**Required task:**
Find the lines of data that contain the string "caption", then list them.

[Stored entries]
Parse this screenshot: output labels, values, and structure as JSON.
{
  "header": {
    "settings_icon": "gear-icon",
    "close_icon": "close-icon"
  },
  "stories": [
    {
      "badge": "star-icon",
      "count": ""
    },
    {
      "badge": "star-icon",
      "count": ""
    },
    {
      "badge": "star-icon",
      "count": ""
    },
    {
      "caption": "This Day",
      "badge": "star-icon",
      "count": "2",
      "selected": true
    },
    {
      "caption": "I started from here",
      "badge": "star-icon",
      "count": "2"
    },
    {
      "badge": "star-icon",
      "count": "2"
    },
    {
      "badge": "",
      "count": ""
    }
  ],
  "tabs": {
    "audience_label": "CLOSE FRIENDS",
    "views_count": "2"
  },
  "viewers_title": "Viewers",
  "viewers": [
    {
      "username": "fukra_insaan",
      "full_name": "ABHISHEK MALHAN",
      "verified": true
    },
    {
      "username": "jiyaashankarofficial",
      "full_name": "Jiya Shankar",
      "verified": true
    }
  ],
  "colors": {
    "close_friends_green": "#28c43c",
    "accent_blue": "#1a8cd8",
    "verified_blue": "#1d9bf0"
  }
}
---
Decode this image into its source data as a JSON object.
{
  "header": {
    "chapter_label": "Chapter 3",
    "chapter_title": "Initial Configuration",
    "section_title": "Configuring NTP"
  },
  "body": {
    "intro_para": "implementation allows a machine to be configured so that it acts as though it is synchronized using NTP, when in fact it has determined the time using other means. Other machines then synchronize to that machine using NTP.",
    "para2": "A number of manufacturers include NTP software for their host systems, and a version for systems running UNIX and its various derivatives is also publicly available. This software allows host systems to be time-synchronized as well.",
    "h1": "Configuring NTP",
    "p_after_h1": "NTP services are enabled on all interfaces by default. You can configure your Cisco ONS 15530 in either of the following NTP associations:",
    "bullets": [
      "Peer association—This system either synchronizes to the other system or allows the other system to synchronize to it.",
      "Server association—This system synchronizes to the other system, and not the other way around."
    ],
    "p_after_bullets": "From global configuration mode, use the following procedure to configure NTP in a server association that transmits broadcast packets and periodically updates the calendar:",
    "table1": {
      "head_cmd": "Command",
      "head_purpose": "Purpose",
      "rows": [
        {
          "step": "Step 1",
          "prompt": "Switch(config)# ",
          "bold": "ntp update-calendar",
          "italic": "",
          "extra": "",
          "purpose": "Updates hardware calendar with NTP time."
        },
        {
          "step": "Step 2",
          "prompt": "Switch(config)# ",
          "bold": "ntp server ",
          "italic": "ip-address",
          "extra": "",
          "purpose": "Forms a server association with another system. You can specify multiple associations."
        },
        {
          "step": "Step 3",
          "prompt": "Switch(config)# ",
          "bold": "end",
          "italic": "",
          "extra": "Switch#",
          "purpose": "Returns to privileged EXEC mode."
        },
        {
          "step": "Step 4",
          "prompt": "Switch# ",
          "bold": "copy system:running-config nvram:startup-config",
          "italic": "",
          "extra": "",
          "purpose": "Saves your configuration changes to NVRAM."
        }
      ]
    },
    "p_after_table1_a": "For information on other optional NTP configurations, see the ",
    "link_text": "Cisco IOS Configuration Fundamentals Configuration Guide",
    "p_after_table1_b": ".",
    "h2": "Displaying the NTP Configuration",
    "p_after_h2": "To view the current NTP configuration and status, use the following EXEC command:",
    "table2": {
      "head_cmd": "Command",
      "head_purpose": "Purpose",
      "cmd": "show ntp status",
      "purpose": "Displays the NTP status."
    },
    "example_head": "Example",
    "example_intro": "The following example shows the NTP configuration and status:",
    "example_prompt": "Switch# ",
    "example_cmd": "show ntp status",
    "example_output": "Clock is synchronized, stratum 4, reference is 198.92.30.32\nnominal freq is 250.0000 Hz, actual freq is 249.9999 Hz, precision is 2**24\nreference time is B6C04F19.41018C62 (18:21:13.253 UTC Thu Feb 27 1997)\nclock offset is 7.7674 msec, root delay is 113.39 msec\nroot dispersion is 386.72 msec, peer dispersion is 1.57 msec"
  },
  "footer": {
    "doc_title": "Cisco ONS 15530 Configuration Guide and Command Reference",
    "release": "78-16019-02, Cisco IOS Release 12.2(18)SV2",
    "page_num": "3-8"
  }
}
* * *
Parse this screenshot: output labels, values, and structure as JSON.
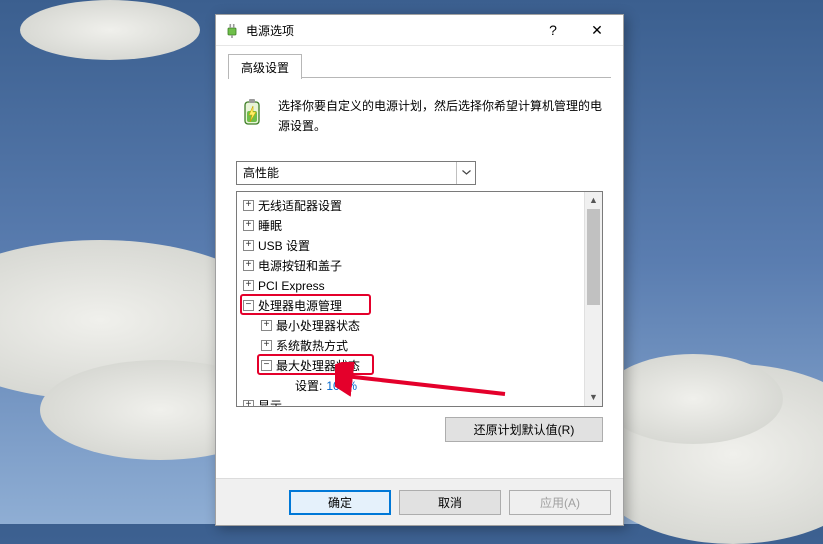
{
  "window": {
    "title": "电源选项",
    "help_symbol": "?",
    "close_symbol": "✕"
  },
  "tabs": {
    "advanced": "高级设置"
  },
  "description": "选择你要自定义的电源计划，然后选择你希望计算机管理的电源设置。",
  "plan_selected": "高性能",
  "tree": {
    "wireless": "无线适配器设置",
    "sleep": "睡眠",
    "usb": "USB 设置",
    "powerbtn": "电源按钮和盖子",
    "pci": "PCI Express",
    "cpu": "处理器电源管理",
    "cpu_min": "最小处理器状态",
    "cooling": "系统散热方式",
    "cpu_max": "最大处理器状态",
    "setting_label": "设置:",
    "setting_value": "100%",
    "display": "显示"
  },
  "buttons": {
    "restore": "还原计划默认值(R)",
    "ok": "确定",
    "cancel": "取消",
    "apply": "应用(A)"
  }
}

**Result:**
      "caption": "This Day",
      "caption": "I started from here",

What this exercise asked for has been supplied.